DO THIS:
In the lines below, find how many contain the word "Macedonians" and report that figure alone.

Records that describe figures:
►

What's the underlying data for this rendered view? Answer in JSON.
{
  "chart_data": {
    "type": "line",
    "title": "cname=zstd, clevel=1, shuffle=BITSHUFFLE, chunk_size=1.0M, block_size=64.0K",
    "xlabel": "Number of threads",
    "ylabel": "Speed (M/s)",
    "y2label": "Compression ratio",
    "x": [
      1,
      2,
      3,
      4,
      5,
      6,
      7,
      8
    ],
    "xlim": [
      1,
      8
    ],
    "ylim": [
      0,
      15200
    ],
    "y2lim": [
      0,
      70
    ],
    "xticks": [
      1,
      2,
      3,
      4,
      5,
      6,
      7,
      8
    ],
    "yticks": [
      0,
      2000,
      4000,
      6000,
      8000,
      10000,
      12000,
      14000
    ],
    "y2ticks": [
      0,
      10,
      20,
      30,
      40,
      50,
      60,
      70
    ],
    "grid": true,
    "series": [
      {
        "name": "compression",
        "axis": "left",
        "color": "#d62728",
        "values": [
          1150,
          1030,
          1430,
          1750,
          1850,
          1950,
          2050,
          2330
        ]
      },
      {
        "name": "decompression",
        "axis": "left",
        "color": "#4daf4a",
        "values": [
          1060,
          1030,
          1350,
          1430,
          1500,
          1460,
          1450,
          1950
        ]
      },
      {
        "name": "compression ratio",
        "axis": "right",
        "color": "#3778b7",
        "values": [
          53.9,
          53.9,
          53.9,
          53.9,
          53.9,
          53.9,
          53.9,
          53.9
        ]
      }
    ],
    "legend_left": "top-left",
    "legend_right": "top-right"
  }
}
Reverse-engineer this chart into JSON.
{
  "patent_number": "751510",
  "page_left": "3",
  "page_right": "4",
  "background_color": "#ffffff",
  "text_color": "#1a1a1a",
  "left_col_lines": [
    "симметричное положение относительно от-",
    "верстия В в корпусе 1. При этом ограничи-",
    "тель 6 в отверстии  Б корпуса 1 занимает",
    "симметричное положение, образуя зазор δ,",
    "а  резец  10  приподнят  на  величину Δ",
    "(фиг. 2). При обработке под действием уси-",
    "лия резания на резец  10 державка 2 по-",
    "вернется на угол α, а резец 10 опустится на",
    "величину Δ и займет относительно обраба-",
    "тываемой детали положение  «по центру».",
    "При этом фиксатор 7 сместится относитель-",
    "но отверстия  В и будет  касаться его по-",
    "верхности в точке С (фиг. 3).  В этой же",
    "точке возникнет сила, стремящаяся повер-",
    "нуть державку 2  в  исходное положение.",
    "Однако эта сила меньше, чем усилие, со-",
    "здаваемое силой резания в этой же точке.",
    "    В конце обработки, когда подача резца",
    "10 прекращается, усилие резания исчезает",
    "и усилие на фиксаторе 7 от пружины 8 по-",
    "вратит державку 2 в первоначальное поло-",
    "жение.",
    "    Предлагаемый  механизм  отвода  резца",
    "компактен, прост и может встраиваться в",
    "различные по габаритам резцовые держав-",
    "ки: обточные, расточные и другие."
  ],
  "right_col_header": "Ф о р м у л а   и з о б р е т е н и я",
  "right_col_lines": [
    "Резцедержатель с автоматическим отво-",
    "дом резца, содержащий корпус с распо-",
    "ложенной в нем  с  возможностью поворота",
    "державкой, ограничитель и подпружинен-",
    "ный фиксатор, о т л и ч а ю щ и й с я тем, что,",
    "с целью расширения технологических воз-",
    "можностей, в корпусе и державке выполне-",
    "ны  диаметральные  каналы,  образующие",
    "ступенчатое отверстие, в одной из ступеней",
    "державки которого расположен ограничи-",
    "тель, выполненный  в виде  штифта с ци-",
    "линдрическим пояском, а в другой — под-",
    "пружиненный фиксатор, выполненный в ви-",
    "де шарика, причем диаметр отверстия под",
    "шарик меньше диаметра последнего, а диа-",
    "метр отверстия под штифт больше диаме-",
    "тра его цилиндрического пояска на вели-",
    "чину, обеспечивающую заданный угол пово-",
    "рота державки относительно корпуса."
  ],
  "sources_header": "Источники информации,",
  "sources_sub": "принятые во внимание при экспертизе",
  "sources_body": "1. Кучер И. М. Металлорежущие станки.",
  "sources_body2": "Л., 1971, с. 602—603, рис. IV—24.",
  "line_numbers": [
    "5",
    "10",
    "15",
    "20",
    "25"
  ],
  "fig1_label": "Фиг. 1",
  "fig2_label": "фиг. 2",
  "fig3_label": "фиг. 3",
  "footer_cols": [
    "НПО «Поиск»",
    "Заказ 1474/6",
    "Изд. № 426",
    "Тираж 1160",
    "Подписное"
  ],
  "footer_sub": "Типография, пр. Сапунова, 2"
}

◄
►

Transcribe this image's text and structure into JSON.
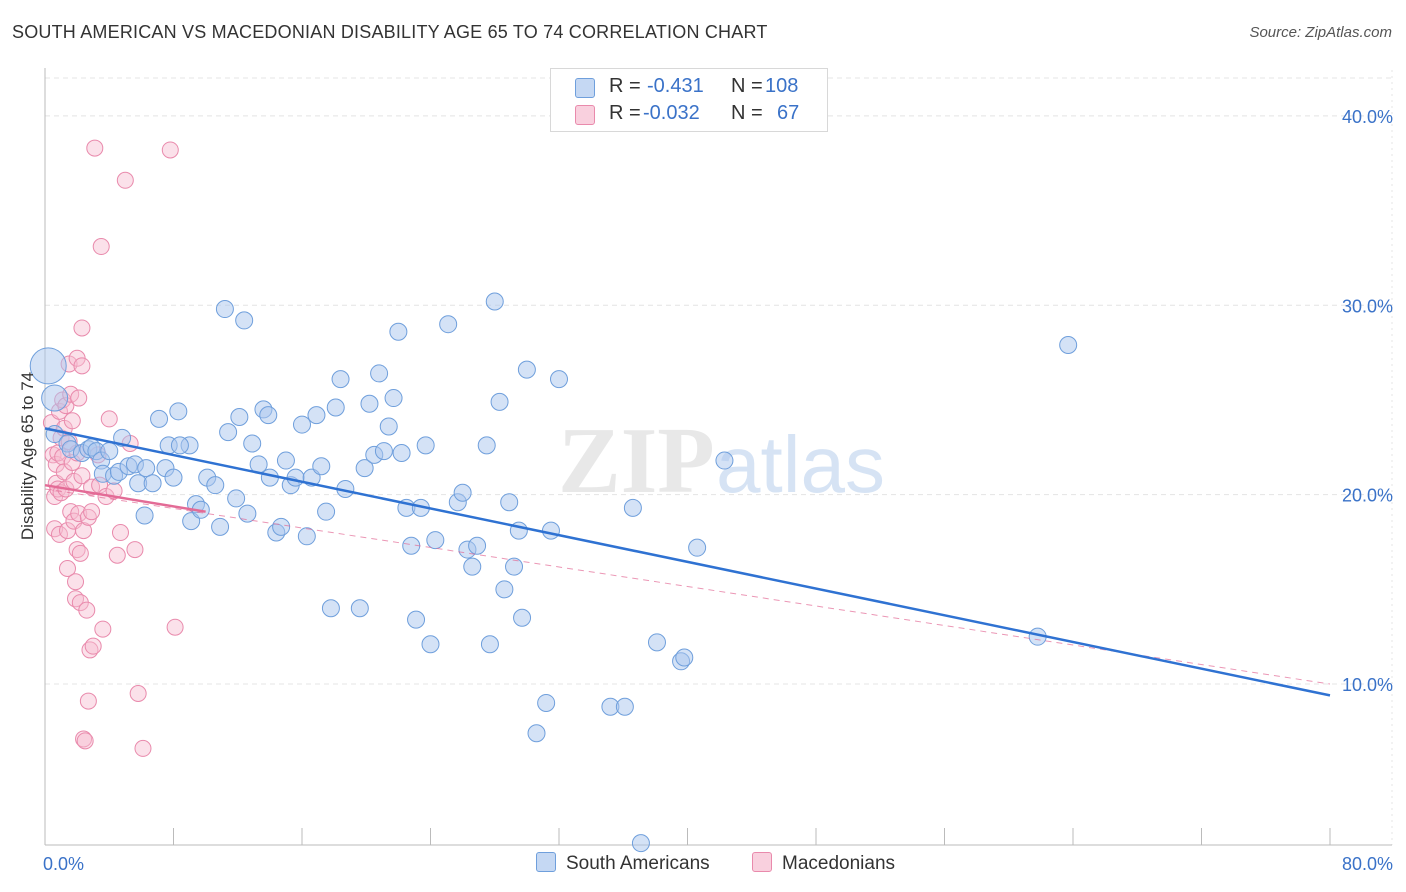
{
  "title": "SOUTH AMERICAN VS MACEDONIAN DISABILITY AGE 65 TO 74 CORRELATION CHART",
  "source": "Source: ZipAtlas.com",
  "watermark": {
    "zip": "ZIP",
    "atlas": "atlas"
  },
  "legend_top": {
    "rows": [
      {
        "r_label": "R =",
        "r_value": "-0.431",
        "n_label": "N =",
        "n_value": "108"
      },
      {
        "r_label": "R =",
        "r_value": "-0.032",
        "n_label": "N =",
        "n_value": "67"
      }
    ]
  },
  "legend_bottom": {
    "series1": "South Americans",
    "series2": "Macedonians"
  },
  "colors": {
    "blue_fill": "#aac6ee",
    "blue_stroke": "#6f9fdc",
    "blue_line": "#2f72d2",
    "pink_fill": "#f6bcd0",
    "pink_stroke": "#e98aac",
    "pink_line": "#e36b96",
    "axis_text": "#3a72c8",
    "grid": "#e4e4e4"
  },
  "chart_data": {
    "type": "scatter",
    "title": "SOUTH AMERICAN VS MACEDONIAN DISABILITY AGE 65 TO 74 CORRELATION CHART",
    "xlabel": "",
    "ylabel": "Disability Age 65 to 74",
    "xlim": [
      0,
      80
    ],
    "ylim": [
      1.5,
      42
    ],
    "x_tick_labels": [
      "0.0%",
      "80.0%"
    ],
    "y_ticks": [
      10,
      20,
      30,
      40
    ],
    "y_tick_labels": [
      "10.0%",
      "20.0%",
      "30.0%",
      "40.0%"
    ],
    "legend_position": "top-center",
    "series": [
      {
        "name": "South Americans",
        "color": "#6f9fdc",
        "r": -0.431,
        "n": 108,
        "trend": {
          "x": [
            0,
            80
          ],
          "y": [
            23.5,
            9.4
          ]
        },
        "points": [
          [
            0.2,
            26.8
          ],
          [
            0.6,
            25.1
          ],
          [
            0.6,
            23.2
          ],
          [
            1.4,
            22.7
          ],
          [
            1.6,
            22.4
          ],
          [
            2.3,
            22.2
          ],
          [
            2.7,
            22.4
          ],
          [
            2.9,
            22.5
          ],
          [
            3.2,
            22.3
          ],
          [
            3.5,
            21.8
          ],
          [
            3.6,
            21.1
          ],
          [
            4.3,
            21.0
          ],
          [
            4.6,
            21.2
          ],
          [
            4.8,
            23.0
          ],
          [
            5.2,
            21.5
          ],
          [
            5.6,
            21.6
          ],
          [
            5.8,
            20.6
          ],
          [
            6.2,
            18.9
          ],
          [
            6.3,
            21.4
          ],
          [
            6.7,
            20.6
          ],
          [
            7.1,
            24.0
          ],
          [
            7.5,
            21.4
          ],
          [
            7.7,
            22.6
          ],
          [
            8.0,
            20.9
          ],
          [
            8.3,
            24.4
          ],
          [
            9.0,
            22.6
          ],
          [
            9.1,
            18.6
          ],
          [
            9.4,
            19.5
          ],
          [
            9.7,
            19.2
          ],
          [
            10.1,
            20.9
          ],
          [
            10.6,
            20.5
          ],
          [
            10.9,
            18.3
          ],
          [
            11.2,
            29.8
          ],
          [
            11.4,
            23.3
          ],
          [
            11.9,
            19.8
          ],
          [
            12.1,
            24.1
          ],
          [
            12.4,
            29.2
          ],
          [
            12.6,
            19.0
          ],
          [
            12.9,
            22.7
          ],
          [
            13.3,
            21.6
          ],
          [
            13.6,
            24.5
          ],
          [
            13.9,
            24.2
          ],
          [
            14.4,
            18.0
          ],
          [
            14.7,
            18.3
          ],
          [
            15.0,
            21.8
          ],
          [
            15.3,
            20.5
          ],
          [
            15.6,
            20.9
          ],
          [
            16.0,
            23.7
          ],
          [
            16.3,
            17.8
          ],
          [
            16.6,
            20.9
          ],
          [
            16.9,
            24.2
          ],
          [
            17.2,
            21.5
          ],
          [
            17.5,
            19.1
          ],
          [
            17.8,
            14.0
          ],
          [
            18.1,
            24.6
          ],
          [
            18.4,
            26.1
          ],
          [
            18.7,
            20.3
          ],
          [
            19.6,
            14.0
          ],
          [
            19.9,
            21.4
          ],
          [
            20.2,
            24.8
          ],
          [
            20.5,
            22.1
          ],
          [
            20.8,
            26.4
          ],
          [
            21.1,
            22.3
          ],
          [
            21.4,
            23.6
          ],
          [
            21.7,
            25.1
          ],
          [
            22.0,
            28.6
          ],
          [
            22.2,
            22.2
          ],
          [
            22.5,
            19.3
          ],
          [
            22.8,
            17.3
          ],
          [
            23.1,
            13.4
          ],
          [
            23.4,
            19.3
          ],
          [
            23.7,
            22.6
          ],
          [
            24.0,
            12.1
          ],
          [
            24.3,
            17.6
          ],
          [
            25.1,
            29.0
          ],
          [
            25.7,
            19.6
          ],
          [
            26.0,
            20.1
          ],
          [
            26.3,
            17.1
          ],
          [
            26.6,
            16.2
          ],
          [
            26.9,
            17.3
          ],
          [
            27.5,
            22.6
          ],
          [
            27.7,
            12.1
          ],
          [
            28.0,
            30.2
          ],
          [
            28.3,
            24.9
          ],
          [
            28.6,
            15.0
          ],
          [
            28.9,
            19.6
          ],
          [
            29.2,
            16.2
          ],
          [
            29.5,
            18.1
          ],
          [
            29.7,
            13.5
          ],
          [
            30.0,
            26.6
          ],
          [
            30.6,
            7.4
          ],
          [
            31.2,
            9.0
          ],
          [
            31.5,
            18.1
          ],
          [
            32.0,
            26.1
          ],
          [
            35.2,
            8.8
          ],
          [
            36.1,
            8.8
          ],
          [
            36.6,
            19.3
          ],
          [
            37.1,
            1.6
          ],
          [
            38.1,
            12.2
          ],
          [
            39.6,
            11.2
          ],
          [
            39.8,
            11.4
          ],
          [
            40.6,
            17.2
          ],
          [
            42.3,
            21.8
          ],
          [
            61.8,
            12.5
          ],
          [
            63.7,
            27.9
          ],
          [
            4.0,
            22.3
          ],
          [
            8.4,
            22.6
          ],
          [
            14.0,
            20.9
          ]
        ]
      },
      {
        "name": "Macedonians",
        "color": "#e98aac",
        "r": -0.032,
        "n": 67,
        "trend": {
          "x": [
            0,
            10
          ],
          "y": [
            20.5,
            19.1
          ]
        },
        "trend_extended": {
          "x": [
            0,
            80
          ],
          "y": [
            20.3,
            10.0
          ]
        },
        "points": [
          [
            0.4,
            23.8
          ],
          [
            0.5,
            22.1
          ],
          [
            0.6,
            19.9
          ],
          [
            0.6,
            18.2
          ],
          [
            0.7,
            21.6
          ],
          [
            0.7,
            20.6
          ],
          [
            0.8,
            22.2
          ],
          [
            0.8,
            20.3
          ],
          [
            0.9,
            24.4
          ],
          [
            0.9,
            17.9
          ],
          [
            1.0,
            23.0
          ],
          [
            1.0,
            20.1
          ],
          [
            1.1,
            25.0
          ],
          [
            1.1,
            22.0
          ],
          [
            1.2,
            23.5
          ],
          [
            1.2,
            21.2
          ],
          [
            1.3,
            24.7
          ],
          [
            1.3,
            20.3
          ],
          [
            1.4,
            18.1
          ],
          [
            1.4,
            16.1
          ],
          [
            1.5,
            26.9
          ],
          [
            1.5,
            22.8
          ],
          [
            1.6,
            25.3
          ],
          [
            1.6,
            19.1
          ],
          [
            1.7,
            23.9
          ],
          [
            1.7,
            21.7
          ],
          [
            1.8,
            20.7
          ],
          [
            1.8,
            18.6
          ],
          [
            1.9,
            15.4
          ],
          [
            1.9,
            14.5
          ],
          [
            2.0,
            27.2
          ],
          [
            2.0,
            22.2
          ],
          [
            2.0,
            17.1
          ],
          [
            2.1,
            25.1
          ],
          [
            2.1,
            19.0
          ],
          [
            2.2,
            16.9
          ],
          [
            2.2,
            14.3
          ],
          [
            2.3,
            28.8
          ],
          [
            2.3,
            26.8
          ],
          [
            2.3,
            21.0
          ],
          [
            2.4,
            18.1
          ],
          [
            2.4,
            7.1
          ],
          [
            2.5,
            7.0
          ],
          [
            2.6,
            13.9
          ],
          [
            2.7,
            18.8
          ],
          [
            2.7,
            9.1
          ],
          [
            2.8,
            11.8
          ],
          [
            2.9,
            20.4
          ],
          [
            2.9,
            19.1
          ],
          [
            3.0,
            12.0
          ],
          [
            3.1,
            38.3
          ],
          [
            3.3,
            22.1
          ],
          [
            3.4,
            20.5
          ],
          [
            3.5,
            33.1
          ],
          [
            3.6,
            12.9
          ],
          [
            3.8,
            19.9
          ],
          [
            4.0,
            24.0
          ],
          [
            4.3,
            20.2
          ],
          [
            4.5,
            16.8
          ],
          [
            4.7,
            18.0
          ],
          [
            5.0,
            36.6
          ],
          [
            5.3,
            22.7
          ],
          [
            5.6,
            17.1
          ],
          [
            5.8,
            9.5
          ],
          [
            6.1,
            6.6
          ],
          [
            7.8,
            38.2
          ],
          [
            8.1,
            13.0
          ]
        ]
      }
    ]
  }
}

◄

COMPLETED TASK:
2